— BEGIN —

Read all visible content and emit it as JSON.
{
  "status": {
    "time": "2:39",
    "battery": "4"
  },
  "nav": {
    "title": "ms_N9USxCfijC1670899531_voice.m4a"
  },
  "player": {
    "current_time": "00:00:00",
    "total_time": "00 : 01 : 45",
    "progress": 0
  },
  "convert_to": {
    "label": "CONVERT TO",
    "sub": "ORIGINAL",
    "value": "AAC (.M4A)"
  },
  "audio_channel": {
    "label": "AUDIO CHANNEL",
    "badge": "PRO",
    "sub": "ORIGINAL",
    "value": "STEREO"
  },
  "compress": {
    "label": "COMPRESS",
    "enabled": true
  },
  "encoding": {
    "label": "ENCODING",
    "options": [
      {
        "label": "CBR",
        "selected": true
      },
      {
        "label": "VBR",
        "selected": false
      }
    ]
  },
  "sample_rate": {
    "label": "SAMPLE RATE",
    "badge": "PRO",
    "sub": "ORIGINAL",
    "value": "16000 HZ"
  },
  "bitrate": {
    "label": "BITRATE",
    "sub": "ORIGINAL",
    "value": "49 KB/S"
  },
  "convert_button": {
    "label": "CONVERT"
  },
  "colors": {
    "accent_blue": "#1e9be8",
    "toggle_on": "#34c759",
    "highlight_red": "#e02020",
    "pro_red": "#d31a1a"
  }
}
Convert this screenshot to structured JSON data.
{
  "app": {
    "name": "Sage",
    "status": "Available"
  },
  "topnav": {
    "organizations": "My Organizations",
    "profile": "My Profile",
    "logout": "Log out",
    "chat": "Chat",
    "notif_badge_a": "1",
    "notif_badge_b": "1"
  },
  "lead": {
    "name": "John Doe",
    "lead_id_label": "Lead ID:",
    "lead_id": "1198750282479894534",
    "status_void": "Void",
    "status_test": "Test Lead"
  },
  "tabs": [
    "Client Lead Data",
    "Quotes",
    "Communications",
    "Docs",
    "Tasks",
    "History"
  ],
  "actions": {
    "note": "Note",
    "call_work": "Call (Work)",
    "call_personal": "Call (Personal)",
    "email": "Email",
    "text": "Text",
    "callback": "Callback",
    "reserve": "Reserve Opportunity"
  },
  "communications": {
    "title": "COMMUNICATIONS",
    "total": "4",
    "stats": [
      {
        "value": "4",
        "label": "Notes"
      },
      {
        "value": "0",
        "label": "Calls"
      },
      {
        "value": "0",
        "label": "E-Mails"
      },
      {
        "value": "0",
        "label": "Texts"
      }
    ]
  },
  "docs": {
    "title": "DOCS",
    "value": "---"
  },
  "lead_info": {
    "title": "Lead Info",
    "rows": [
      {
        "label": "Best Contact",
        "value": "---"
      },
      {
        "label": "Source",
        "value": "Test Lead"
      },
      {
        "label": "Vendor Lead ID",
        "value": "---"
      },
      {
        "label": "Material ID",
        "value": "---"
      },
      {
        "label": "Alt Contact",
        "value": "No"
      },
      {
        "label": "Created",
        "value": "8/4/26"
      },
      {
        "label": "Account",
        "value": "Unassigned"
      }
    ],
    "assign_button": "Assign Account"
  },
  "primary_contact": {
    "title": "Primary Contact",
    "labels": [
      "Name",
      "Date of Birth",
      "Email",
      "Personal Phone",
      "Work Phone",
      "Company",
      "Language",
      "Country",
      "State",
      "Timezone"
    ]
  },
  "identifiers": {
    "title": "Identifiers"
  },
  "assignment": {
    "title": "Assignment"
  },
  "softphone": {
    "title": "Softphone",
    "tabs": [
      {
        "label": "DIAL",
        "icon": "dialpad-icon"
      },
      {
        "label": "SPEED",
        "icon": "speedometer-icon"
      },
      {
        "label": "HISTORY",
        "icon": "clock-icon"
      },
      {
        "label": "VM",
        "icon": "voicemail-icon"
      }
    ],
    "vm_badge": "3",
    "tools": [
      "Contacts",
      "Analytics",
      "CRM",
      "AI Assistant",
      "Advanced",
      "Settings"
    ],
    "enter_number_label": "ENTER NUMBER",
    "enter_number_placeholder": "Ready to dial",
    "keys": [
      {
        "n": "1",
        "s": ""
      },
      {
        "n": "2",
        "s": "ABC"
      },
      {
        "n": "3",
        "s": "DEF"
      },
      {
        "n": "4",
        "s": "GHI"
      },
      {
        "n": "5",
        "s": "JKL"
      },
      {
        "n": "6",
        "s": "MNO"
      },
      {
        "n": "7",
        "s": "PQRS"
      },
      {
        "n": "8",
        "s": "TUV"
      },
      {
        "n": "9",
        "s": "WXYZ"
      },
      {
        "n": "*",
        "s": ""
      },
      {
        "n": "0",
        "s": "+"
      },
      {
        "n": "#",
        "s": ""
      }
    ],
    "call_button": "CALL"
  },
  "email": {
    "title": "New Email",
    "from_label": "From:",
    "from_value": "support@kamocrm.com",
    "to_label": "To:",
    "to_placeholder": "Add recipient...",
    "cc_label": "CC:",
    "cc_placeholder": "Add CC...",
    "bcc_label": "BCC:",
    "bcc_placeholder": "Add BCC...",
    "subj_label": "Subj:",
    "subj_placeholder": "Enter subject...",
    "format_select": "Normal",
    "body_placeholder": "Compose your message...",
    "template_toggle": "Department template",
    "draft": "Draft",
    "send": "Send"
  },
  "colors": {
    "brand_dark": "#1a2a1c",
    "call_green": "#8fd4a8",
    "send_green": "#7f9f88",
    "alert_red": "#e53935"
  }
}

— END —

Where a line above holds the string "icon", show that line.

        "icon": "dialpad-icon"
        "icon": "speedometer-icon"
        "icon": "clock-icon"
        "icon": "voicemail-icon"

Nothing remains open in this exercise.